[Dataset items]

※

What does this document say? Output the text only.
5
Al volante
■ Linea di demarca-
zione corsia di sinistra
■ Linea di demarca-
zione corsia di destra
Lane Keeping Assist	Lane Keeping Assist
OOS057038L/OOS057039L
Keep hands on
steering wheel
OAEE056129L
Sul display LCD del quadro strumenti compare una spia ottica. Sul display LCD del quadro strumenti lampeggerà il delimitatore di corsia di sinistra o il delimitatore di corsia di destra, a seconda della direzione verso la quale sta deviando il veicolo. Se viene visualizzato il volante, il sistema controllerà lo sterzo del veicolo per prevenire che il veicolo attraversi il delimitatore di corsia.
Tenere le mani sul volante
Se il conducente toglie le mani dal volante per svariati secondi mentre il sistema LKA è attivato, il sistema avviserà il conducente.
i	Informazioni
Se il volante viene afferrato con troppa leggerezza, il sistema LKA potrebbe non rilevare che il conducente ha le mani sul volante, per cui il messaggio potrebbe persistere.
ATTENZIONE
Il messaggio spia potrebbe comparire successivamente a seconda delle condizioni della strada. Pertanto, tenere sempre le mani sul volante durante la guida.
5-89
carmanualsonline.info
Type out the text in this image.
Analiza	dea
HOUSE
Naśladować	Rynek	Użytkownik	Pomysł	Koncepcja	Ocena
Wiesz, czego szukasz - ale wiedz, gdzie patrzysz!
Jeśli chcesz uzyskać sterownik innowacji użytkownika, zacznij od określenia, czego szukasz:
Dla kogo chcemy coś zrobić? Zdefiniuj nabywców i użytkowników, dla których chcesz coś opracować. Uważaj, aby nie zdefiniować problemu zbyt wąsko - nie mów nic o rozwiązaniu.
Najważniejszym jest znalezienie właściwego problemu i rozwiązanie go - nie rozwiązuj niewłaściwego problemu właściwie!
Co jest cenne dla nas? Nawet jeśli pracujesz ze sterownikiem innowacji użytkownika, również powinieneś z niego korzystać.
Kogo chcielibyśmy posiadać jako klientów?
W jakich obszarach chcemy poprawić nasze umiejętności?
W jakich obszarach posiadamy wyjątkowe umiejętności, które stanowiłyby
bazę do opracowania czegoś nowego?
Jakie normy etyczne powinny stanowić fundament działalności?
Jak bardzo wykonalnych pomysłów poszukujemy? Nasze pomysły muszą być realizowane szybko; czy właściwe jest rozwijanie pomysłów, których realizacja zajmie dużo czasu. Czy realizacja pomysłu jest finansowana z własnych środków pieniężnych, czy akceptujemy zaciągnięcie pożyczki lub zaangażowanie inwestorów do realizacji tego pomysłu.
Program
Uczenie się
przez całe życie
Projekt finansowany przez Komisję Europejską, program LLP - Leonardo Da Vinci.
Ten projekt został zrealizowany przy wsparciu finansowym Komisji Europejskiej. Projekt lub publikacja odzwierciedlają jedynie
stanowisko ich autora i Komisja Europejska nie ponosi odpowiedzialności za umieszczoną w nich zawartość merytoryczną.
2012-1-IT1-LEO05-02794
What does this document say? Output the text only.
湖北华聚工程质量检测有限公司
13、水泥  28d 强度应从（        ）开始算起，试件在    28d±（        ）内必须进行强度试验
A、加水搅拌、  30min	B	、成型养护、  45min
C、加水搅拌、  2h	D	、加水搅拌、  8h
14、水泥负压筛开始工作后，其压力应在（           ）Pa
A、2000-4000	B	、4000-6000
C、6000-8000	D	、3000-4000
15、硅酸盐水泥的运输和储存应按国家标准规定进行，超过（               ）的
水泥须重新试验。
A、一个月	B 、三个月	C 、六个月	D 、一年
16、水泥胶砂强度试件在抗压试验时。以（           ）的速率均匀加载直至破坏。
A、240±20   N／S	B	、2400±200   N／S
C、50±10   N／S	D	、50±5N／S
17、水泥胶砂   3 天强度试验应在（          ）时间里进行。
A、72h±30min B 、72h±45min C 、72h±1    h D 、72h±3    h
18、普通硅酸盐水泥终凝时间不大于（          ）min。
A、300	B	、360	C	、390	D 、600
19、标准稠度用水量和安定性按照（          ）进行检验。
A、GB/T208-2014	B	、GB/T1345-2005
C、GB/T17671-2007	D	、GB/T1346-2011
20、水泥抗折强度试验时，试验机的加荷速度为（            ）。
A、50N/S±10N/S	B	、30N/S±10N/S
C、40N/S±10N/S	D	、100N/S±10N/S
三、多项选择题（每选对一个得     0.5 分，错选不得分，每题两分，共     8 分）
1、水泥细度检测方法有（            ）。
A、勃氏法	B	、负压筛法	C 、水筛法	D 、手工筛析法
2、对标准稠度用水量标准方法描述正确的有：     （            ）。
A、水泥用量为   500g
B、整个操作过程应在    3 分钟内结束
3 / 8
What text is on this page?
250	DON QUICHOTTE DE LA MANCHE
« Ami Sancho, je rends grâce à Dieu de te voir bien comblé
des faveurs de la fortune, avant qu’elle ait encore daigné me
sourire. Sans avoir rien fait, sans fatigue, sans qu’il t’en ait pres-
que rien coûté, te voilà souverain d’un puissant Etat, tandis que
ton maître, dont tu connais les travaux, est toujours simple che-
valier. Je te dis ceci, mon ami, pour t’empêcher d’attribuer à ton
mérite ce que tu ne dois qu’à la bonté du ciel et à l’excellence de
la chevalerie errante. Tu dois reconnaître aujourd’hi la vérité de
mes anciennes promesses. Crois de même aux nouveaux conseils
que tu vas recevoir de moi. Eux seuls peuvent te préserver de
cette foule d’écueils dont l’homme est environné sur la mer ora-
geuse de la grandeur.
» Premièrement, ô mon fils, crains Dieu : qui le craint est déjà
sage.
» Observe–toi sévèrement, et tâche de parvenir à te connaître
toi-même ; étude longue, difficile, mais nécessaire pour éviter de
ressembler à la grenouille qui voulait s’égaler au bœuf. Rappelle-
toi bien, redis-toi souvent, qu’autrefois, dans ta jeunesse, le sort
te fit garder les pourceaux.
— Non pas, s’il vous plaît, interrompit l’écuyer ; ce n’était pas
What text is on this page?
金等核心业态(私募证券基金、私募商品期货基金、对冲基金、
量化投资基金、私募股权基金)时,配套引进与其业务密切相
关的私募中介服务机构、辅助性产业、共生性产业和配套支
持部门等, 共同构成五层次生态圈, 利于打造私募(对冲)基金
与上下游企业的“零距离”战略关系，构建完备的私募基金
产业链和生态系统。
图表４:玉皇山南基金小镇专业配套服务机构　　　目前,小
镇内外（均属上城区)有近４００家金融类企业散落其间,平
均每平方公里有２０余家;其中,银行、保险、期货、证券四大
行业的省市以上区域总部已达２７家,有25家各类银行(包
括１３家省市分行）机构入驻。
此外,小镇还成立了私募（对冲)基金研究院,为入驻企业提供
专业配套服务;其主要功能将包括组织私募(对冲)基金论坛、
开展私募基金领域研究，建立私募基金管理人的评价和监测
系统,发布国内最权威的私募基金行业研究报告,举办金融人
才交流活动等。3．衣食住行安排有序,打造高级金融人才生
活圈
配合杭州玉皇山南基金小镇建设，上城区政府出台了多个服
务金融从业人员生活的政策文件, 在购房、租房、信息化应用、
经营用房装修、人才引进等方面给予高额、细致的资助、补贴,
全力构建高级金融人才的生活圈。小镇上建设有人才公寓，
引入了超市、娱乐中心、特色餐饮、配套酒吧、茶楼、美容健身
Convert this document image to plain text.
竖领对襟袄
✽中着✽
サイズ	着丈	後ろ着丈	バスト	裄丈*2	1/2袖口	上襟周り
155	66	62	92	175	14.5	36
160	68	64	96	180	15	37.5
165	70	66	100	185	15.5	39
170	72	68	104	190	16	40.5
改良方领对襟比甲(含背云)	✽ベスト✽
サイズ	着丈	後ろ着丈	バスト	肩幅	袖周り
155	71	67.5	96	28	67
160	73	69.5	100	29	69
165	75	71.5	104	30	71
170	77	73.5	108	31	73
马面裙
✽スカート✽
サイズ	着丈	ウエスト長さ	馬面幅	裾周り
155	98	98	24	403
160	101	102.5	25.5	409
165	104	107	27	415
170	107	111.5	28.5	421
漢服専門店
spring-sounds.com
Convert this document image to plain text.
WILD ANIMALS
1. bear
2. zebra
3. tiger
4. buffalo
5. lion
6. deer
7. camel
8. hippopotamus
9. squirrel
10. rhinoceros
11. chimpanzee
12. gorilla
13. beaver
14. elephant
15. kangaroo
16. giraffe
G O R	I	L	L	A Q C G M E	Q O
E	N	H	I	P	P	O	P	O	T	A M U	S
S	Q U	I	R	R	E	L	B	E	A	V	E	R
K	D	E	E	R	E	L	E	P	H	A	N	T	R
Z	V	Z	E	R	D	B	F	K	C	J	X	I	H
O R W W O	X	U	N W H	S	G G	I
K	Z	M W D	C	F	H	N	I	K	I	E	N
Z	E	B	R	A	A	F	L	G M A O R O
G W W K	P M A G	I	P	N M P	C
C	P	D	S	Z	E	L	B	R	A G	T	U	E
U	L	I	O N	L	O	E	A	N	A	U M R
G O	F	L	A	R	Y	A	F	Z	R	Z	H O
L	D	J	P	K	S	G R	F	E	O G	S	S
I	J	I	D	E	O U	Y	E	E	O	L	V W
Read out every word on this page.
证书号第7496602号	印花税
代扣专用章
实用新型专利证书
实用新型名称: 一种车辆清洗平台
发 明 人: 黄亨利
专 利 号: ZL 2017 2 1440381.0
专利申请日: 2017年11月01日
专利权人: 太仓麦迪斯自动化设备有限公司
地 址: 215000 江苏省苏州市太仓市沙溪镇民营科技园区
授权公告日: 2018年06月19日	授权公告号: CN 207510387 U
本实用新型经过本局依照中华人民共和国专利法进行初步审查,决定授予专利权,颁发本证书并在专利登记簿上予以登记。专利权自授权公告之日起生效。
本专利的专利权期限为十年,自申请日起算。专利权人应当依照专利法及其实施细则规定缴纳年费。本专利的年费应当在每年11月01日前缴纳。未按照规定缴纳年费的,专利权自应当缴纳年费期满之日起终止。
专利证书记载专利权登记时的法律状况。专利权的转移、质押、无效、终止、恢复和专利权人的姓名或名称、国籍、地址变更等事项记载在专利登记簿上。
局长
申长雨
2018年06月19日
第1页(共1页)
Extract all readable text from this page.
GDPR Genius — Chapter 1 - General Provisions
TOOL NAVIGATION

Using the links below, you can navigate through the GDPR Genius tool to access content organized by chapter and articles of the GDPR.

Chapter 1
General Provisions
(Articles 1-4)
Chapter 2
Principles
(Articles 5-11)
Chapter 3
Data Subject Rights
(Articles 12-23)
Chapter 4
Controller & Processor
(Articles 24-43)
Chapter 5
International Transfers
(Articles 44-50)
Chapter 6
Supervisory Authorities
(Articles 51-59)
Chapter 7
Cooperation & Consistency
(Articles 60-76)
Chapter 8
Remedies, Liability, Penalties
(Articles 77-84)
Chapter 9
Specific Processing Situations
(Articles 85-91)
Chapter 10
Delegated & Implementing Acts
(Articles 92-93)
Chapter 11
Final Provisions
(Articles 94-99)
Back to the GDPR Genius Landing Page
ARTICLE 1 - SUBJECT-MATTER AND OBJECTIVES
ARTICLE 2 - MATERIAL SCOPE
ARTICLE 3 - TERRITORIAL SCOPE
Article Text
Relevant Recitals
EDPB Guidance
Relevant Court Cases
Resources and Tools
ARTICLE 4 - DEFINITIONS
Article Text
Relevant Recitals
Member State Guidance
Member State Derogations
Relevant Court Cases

※

GIVEN EXERCISE: Look through the material above. Copy each line where the word "dois" appears.

TASK ANSWER:
mérite ce que tu ne dois qu’à la bonté du ciel et à l’excellence de
la chevalerie errante. Tu dois reconnaître aujourd’hi la vérité de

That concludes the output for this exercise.